### Goal:
Pictures don't belong in the copy; print all the records exactly.
-- Start of Dataset excerpts --
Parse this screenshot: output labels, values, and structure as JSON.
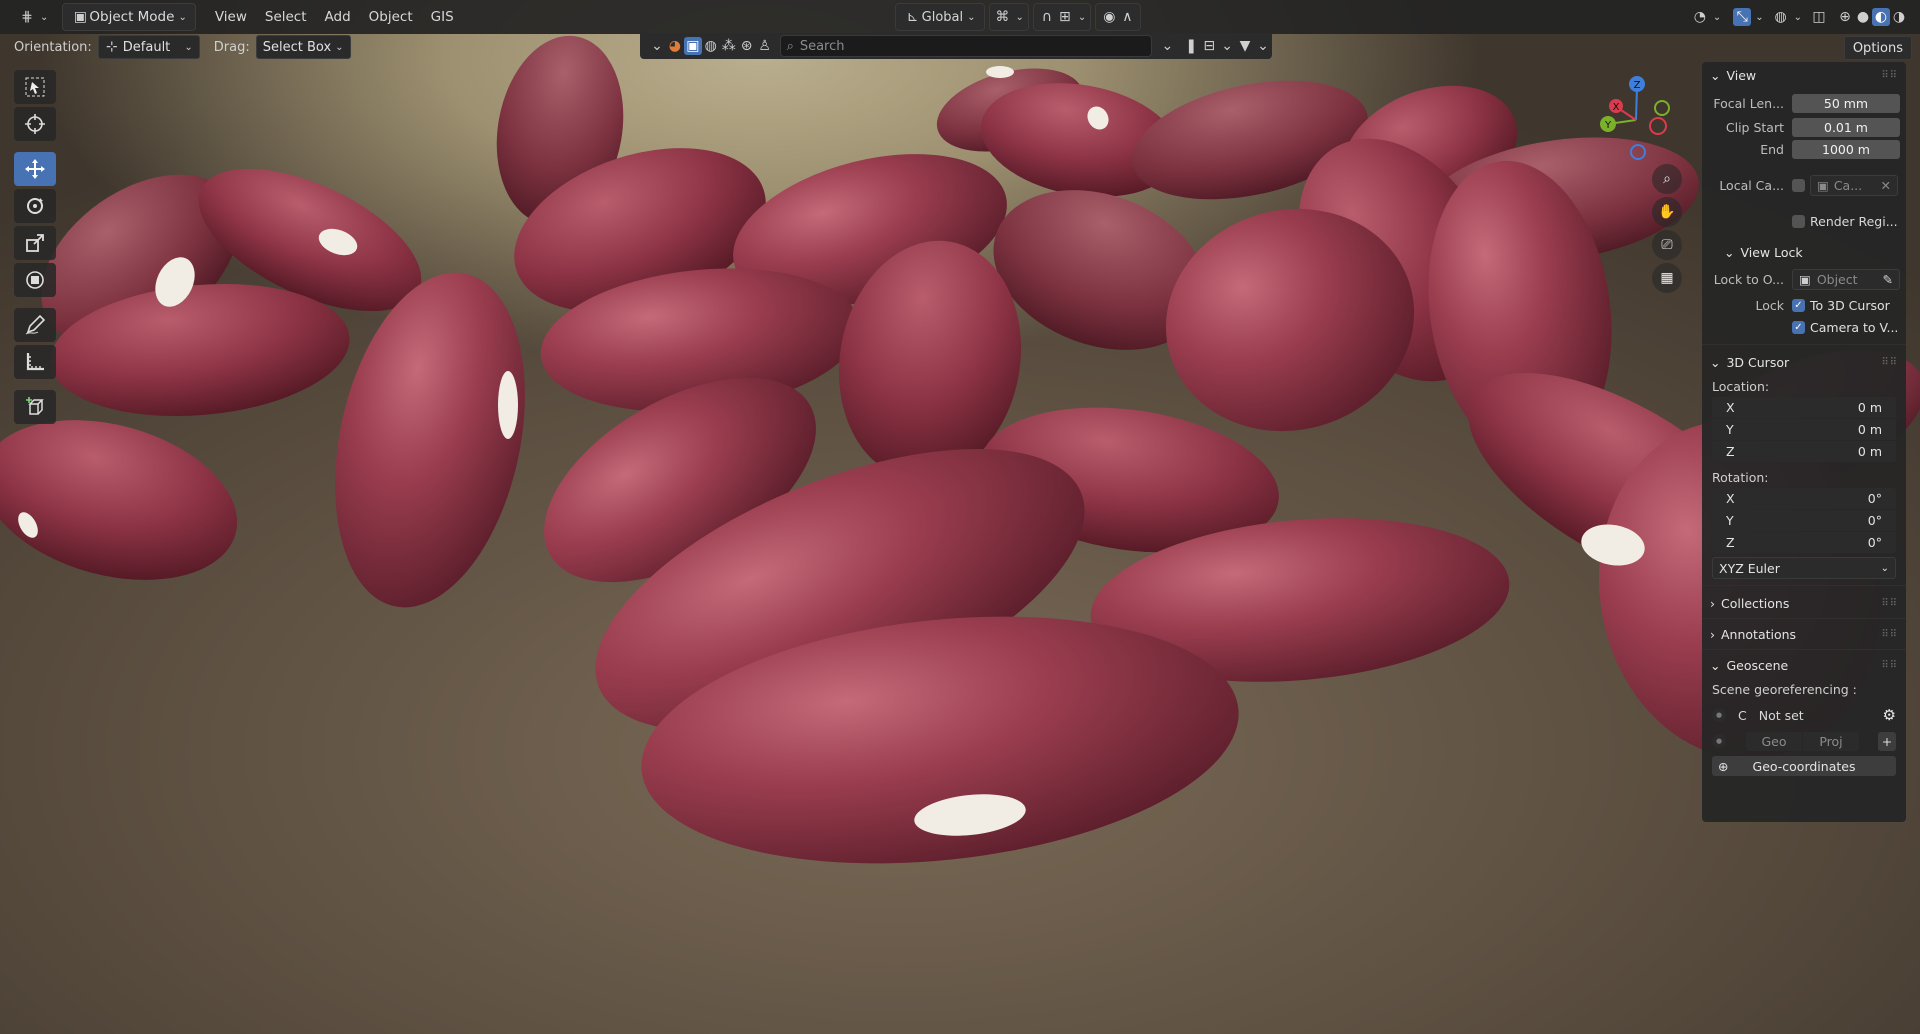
{
  "header": {
    "mode": "Object Mode",
    "menus": [
      "View",
      "Select",
      "Add",
      "Object",
      "GIS"
    ],
    "transform_orientation": "Global"
  },
  "tool_settings": {
    "orientation_label": "Orientation:",
    "orientation_value": "Default",
    "drag_label": "Drag:",
    "drag_value": "Select Box"
  },
  "outliner_bar": {
    "search_placeholder": "Search"
  },
  "options_label": "Options",
  "gizmo": {
    "x": "X",
    "y": "Y",
    "z": "Z"
  },
  "sidebar": {
    "view": {
      "title": "View",
      "focal_label": "Focal Len...",
      "focal_value": "50 mm",
      "clip_start_label": "Clip Start",
      "clip_start_value": "0.01 m",
      "clip_end_label": "End",
      "clip_end_value": "1000 m",
      "local_camera_label": "Local Ca...",
      "local_camera_value": "Ca...",
      "render_region_label": "Render Regi..."
    },
    "view_lock": {
      "title": "View Lock",
      "lock_to_object_label": "Lock to O...",
      "lock_to_object_placeholder": "Object",
      "lock_label": "Lock",
      "to_3d_cursor": "To 3D Cursor",
      "camera_to_view": "Camera to V..."
    },
    "cursor": {
      "title": "3D Cursor",
      "location_label": "Location:",
      "location": [
        {
          "axis": "X",
          "value": "0 m"
        },
        {
          "axis": "Y",
          "value": "0 m"
        },
        {
          "axis": "Z",
          "value": "0 m"
        }
      ],
      "rotation_label": "Rotation:",
      "rotation": [
        {
          "axis": "X",
          "value": "0°"
        },
        {
          "axis": "Y",
          "value": "0°"
        },
        {
          "axis": "Z",
          "value": "0°"
        }
      ],
      "rotation_mode": "XYZ Euler"
    },
    "collections_title": "Collections",
    "annotations_title": "Annotations",
    "geoscene": {
      "title": "Geoscene",
      "georef_label": "Scene georeferencing :",
      "c_label": "C",
      "status": "Not set",
      "geo_label": "Geo",
      "proj_label": "Proj",
      "geocoord_button": "Geo-coordinates"
    }
  },
  "colors": {
    "accent": "#4772b3",
    "bean_base": "#8a3345",
    "bean_light": "#b85b68",
    "hilum": "#f1ede4",
    "gizmo_x": "#d93b4f",
    "gizmo_y": "#7bb12a",
    "gizmo_z": "#3f7fdc"
  }
}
-- End of Dataset excerpts --
### Result below:
Parse this screenshot: output labels, values, and structure as JSON.
{
  "header": {
    "mode": "Object Mode",
    "menus": [
      "View",
      "Select",
      "Add",
      "Object",
      "GIS"
    ],
    "transform_orientation": "Global"
  },
  "tool_settings": {
    "orientation_label": "Orientation:",
    "orientation_value": "Default",
    "drag_label": "Drag:",
    "drag_value": "Select Box"
  },
  "outliner_bar": {
    "search_placeholder": "Search"
  },
  "options_label": "Options",
  "gizmo": {
    "x": "X",
    "y": "Y",
    "z": "Z"
  },
  "sidebar": {
    "view": {
      "title": "View",
      "focal_label": "Focal Len...",
      "focal_value": "50 mm",
      "clip_start_label": "Clip Start",
      "clip_start_value": "0.01 m",
      "clip_end_label": "End",
      "clip_end_value": "1000 m",
      "local_camera_label": "Local Ca...",
      "local_camera_value": "Ca...",
      "render_region_label": "Render Regi..."
    },
    "view_lock": {
      "title": "View Lock",
      "lock_to_object_label": "Lock to O...",
      "lock_to_object_placeholder": "Object",
      "lock_label": "Lock",
      "to_3d_cursor": "To 3D Cursor",
      "camera_to_view": "Camera to V..."
    },
    "cursor": {
      "title": "3D Cursor",
      "location_label": "Location:",
      "location": [
        {
          "axis": "X",
          "value": "0 m"
        },
        {
          "axis": "Y",
          "value": "0 m"
        },
        {
          "axis": "Z",
          "value": "0 m"
        }
      ],
      "rotation_label": "Rotation:",
      "rotation": [
        {
          "axis": "X",
          "value": "0°"
        },
        {
          "axis": "Y",
          "value": "0°"
        },
        {
          "axis": "Z",
          "value": "0°"
        }
      ],
      "rotation_mode": "XYZ Euler"
    },
    "collections_title": "Collections",
    "annotations_title": "Annotations",
    "geoscene": {
      "title": "Geoscene",
      "georef_label": "Scene georeferencing :",
      "c_label": "C",
      "status": "Not set",
      "geo_label": "Geo",
      "proj_label": "Proj",
      "geocoord_button": "Geo-coordinates"
    }
  },
  "colors": {
    "accent": "#4772b3",
    "bean_base": "#8a3345",
    "bean_light": "#b85b68",
    "hilum": "#f1ede4",
    "gizmo_x": "#d93b4f",
    "gizmo_y": "#7bb12a",
    "gizmo_z": "#3f7fdc"
  }
}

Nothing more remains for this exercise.